--- start of Data to use ---

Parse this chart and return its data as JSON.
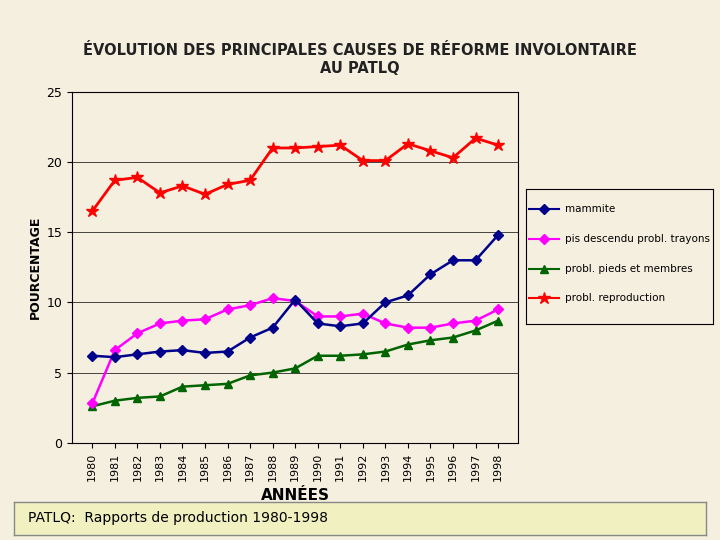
{
  "title": "ÉVOLUTION DES PRINCIPALES CAUSES DE RÉFORME INVOLONTAIRE\nAU PATLQ",
  "xlabel": "ANNÉES",
  "ylabel": "POURCENTAGE",
  "background_color": "#f5efe0",
  "plot_bg_color": "#f5efe0",
  "years": [
    1980,
    1981,
    1982,
    1983,
    1984,
    1985,
    1986,
    1987,
    1988,
    1989,
    1990,
    1991,
    1992,
    1993,
    1994,
    1995,
    1996,
    1997,
    1998
  ],
  "mammite": [
    6.2,
    6.1,
    6.3,
    6.5,
    6.6,
    6.4,
    6.5,
    7.5,
    8.2,
    10.2,
    8.5,
    8.3,
    8.5,
    10.0,
    10.5,
    12.0,
    13.0,
    13.0,
    14.8
  ],
  "pis_descendu": [
    2.8,
    6.6,
    7.8,
    8.5,
    8.7,
    8.8,
    9.5,
    9.8,
    10.3,
    10.1,
    9.0,
    9.0,
    9.2,
    8.5,
    8.2,
    8.2,
    8.5,
    8.7,
    9.5
  ],
  "pieds_membres": [
    2.6,
    3.0,
    3.2,
    3.3,
    4.0,
    4.1,
    4.2,
    4.8,
    5.0,
    5.3,
    6.2,
    6.2,
    6.3,
    6.5,
    7.0,
    7.3,
    7.5,
    8.0,
    8.7
  ],
  "reproduction": [
    16.5,
    18.7,
    18.9,
    17.8,
    18.3,
    17.7,
    18.4,
    18.7,
    21.0,
    21.0,
    21.1,
    21.2,
    20.1,
    20.1,
    21.3,
    20.8,
    20.3,
    21.7,
    21.2
  ],
  "mammite_color": "#00008B",
  "pis_color": "#FF00FF",
  "pieds_color": "#006400",
  "repro_color": "#FF0000",
  "legend_mammite": "mammite",
  "legend_pis": "pis descendu probl. trayons",
  "legend_pieds": "probl. pieds et membres",
  "legend_repro": "probl. reproduction",
  "ylim": [
    0,
    25
  ],
  "yticks": [
    0,
    5,
    10,
    15,
    20,
    25
  ],
  "source_text": "PATLQ:  Rapports de production 1980-1998"
}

--- end of Data to use ---

→ Work required: Return each line of the data, keeping its wording exact and omitting pictures.

→ Exercise solution:
Parse this chart and return its data as JSON.
{
  "title": "ÉVOLUTION DES PRINCIPALES CAUSES DE RÉFORME INVOLONTAIRE\nAU PATLQ",
  "xlabel": "ANNÉES",
  "ylabel": "POURCENTAGE",
  "background_color": "#f5efe0",
  "plot_bg_color": "#f5efe0",
  "years": [
    1980,
    1981,
    1982,
    1983,
    1984,
    1985,
    1986,
    1987,
    1988,
    1989,
    1990,
    1991,
    1992,
    1993,
    1994,
    1995,
    1996,
    1997,
    1998
  ],
  "mammite": [
    6.2,
    6.1,
    6.3,
    6.5,
    6.6,
    6.4,
    6.5,
    7.5,
    8.2,
    10.2,
    8.5,
    8.3,
    8.5,
    10.0,
    10.5,
    12.0,
    13.0,
    13.0,
    14.8
  ],
  "pis_descendu": [
    2.8,
    6.6,
    7.8,
    8.5,
    8.7,
    8.8,
    9.5,
    9.8,
    10.3,
    10.1,
    9.0,
    9.0,
    9.2,
    8.5,
    8.2,
    8.2,
    8.5,
    8.7,
    9.5
  ],
  "pieds_membres": [
    2.6,
    3.0,
    3.2,
    3.3,
    4.0,
    4.1,
    4.2,
    4.8,
    5.0,
    5.3,
    6.2,
    6.2,
    6.3,
    6.5,
    7.0,
    7.3,
    7.5,
    8.0,
    8.7
  ],
  "reproduction": [
    16.5,
    18.7,
    18.9,
    17.8,
    18.3,
    17.7,
    18.4,
    18.7,
    21.0,
    21.0,
    21.1,
    21.2,
    20.1,
    20.1,
    21.3,
    20.8,
    20.3,
    21.7,
    21.2
  ],
  "mammite_color": "#00008B",
  "pis_color": "#FF00FF",
  "pieds_color": "#006400",
  "repro_color": "#FF0000",
  "legend_mammite": "mammite",
  "legend_pis": "pis descendu probl. trayons",
  "legend_pieds": "probl. pieds et membres",
  "legend_repro": "probl. reproduction",
  "ylim": [
    0,
    25
  ],
  "yticks": [
    0,
    5,
    10,
    15,
    20,
    25
  ],
  "source_text": "PATLQ:  Rapports de production 1980-1998"
}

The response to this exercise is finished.